### MATERIALS PROVIDED
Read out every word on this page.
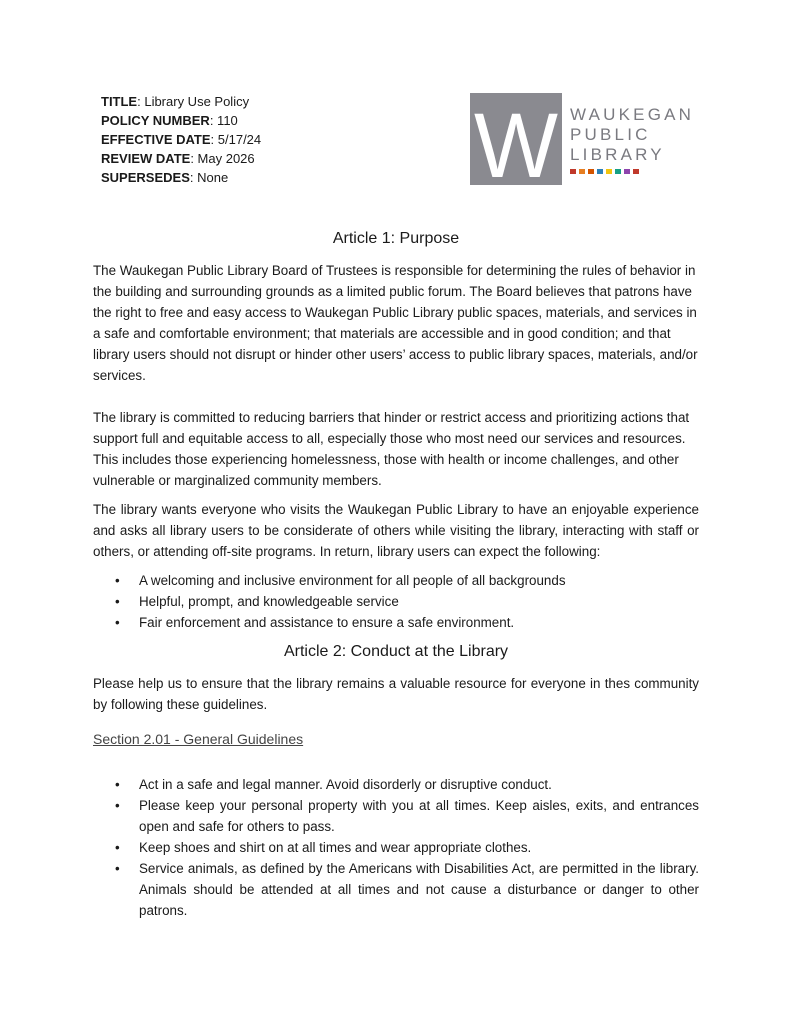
TITLE: Library Use Policy
POLICY NUMBER: 110
EFFECTIVE DATE: 5/17/24
REVIEW DATE: May 2026
SUPERSEDES: None	W WAUKEGAN
PUBLIC
LIBRARY
Article 1: Purpose

The Waukegan Public Library Board of Trustees is responsible for determining the rules of behavior in the building and surrounding grounds as a limited public forum. The Board believes that patrons have the right to free and easy access to Waukegan Public Library public spaces, materials, and services in a safe and comfortable environment; that materials are accessible and in good condition; and that library users should not disrupt or hinder other users’ access to public library spaces, materials, and/or services.

The library is committed to reducing barriers that hinder or restrict access and prioritizing actions that support full and equitable access to all, especially those who most need our services and resources. This includes those experiencing homelessness, those with health or income challenges, and other vulnerable or marginalized community members.

The library wants everyone who visits the Waukegan Public Library to have an enjoyable experience and asks all library users to be considerate of others while visiting the library, interacting with staff or others, or attending off-site programs. In return, library users can expect the following:

• A welcoming and inclusive environment for all people of all backgrounds
• Helpful, prompt, and knowledgeable service
• Fair enforcement and assistance to ensure a safe environment.
Article 2: Conduct at the Library

Please help us to ensure that the library remains a valuable resource for everyone in thes community by following these guidelines.

Section 2.01 - General Guidelines
• Act in a safe and legal manner. Avoid disorderly or disruptive conduct.
• Please keep your personal property with you at all times. Keep aisles, exits, and entrances open and safe for others to pass.
• Keep shoes and shirt on at all times and wear appropriate clothes.
• Service animals, as defined by the Americans with Disabilities Act, are permitted in the library. Animals should be attended at all times and not cause a disturbance or danger to other patrons.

### WRITTEN PROBLEM
Reproduce the listing above exactly, excluding all pictures.

### WORKED SOLUTION
Read out every word on this page.
TITLE: Library Use Policy
POLICY NUMBER: 110
EFFECTIVE DATE: 5/17/24
REVIEW DATE: May 2026
SUPERSEDES: None	W WAUKEGAN
PUBLIC
LIBRARY
Article 1: Purpose

The Waukegan Public Library Board of Trustees is responsible for determining the rules of behavior in the building and surrounding grounds as a limited public forum. The Board believes that patrons have the right to free and easy access to Waukegan Public Library public spaces, materials, and services in a safe and comfortable environment; that materials are accessible and in good condition; and that library users should not disrupt or hinder other users’ access to public library spaces, materials, and/or services.

The library is committed to reducing barriers that hinder or restrict access and prioritizing actions that support full and equitable access to all, especially those who most need our services and resources. This includes those experiencing homelessness, those with health or income challenges, and other vulnerable or marginalized community members.

The library wants everyone who visits the Waukegan Public Library to have an enjoyable experience and asks all library users to be considerate of others while visiting the library, interacting with staff or others, or attending off-site programs. In return, library users can expect the following:

• A welcoming and inclusive environment for all people of all backgrounds
• Helpful, prompt, and knowledgeable service
• Fair enforcement and assistance to ensure a safe environment.
Article 2: Conduct at the Library

Please help us to ensure that the library remains a valuable resource for everyone in thes community by following these guidelines.

Section 2.01 - General Guidelines
• Act in a safe and legal manner. Avoid disorderly or disruptive conduct.
• Please keep your personal property with you at all times. Keep aisles, exits, and entrances open and safe for others to pass.
• Keep shoes and shirt on at all times and wear appropriate clothes.
• Service animals, as defined by the Americans with Disabilities Act, are permitted in the library. Animals should be attended at all times and not cause a disturbance or danger to other patrons.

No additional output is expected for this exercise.